Text excerpt:
----------
These findings may shed some light on the catecholaminergic mechanism of ADHD (27).
Based on the results of this study, it may be inferred that defect in catecholamine receptors may cause the brain to fall asleep at a later time, but this might not be the case for a reverse situation.
It means that we can not fix the catecholamine receptor impairments by regulating sleep patterns and circadian rhythm. As a matter of fact, an ADHD-like behavior can be seen in some children with sleep disorders. Also, cognitive function and attention are decreased in sleep deprived children. This situation can be seen in some disorders such as celiac, epilepsy and in some sensitivity to artificial food colors and preservatives. However, these disorders should be discriminated from the real ADHD with catecholaminergic mechanism (28, 29).
----------
Records shown:

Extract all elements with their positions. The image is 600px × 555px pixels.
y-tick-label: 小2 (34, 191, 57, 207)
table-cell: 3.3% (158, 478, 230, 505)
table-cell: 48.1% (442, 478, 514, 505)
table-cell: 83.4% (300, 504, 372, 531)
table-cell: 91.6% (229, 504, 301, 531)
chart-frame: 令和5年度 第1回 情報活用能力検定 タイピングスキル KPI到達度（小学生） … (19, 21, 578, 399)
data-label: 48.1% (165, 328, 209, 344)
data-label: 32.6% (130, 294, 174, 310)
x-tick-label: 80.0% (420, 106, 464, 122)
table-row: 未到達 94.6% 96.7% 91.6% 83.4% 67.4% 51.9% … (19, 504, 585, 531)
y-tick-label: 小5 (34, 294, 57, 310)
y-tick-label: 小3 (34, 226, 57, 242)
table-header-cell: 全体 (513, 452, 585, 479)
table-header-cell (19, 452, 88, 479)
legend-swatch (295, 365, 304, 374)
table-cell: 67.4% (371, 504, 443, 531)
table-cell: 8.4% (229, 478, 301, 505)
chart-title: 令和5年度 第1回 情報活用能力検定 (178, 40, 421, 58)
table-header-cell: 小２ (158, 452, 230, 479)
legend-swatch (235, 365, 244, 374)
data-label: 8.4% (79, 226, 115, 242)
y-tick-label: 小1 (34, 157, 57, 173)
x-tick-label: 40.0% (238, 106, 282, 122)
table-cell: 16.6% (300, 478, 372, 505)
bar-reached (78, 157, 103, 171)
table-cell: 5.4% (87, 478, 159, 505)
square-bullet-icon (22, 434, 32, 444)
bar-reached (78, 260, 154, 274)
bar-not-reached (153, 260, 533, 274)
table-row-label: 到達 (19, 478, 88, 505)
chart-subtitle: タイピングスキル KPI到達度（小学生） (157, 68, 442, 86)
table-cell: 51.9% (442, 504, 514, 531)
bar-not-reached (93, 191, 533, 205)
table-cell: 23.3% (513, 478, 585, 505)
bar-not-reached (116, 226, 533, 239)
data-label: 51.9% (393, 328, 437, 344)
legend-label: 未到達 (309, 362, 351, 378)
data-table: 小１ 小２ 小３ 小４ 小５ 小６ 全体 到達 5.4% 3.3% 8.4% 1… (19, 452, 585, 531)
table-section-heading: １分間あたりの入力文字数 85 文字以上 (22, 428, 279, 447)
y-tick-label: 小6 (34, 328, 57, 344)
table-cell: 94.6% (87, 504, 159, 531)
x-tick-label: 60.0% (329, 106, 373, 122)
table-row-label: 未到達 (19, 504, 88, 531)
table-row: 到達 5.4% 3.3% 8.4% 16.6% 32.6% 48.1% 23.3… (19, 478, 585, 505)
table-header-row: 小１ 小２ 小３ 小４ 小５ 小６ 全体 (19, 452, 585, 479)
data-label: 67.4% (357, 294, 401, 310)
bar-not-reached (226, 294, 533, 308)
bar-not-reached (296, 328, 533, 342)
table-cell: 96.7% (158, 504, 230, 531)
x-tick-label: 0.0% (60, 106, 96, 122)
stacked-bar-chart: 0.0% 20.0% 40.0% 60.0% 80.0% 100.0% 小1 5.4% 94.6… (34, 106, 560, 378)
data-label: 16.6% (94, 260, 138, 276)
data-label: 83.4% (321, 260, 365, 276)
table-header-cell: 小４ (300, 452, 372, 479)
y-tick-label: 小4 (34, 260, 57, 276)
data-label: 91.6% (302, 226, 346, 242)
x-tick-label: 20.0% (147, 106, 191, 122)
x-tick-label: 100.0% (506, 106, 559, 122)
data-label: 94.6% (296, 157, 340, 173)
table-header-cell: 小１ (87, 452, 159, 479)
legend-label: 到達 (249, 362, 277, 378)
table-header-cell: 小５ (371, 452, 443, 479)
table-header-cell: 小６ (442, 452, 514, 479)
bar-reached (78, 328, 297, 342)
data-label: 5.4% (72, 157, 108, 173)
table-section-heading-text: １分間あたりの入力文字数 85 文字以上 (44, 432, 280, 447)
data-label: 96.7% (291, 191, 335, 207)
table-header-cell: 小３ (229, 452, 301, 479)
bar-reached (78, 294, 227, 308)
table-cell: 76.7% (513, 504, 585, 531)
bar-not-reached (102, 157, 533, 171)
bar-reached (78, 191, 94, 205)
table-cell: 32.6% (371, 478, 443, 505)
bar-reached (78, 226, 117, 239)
----------
What to work on:
- 1) Reproduce the stretch of the ADHD passage from "These findings may" through "mechanism (28, 29).".
- 2) According to the ADHD passage, what is decreased in sleep-deprived children?

Solved tasks:
- 1)
These findings may shed some light on the catecholaminergic mechanism of ADHD (27).
Based on the results of this study, it may be inferred that defect in catecholamine receptors may cause the brain to fall asleep at a later time, but this might not be the case for a reverse situation.
It means that we can not fix the catecholamine receptor impairments by regulating sleep patterns and circadian rhythm. As a matter of fact, an ADHD-like behavior can be seen in some children with sleep disorders. Also, cognitive function and attention are decreased in sleep deprived children. This situation can be seen in some disorders such as celiac, epilepsy and in some sensitivity to artificial food colors and preservatives. However, these disorders should be discriminated from the real ADHD with catecholaminergic mechanism (28, 29).

- 2) Cognitive function and attention.